##### Text for analysis

Study: MRI perilous for pacemaker patients
Howard I. Bassen, a researcher with the FDA in Rockville, Md., and Gonzalo G. Mendoza, a biomedical engineer at Catholic University of America in Washington, D.C., measured the electric fields (E-fields) induced near the tips of pacemakers by a simulated MRI gradient system to assess the risks involved in patients with a cardiac device who undergo MRI.
According to the researchers, “patients are generally not allowed (by present practices) to undergo MRI procedures if they have implanted cardiac and neurological stimulations devices,” however, some clinicians “condone scanning patients” implanted with cardiac pacemakers. In addition, Bassen and Gonzalo noted that there has been a push to develop medical implants that are MRI compatible.

##########
##### Source data

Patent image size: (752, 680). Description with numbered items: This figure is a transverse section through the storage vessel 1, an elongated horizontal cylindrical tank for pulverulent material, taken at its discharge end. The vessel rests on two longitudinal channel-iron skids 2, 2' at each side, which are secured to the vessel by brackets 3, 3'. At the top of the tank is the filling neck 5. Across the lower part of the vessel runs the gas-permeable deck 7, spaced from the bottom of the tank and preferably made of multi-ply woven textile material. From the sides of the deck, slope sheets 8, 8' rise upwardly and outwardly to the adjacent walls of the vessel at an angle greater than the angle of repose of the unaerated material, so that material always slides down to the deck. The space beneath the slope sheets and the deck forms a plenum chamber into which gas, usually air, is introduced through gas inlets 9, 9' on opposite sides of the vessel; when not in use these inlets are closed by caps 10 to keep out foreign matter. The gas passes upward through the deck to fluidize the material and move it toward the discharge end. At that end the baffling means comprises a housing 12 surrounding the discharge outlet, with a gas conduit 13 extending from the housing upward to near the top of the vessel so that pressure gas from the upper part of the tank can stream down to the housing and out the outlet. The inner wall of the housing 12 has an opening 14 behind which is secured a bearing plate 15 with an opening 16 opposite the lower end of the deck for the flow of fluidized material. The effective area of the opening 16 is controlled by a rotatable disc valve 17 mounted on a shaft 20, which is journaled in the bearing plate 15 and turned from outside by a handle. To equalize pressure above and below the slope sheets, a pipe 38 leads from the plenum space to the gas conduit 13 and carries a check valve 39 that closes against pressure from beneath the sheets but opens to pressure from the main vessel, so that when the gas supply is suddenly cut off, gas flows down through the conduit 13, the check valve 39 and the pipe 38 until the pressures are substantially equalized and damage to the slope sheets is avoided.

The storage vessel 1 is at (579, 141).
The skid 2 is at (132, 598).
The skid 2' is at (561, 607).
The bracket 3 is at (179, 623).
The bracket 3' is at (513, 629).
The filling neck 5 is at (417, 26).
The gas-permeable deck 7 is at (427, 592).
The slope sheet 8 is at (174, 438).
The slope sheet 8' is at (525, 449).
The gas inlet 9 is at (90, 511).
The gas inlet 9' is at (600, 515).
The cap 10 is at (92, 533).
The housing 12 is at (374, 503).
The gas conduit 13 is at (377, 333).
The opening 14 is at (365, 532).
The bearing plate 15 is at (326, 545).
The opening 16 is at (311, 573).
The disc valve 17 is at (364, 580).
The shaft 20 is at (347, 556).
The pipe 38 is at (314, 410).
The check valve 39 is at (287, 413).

##########

* Problem to work on:
Reproduce the full text about MRI risks for pacemaker patients word for word, from its headline through its last sentence.

* Your solution:
Study: MRI perilous for pacemaker patients
Howard I. Bassen, a researcher with the FDA in Rockville, Md., and Gonzalo G. Mendoza, a biomedical engineer at Catholic University of America in Washington, D.C., measured the electric fields (E-fields) induced near the tips of pacemakers by a simulated MRI gradient system to assess the risks involved in patients with a cardiac device who undergo MRI.
According to the researchers, “patients are generally not allowed (by present practices) to undergo MRI procedures if they have implanted cardiac and neurological stimulations devices,” however, some clinicians “condone scanning patients” implanted with cardiac pacemakers. In addition, Bassen and Gonzalo noted that there has been a push to develop medical implants that are MRI compatible.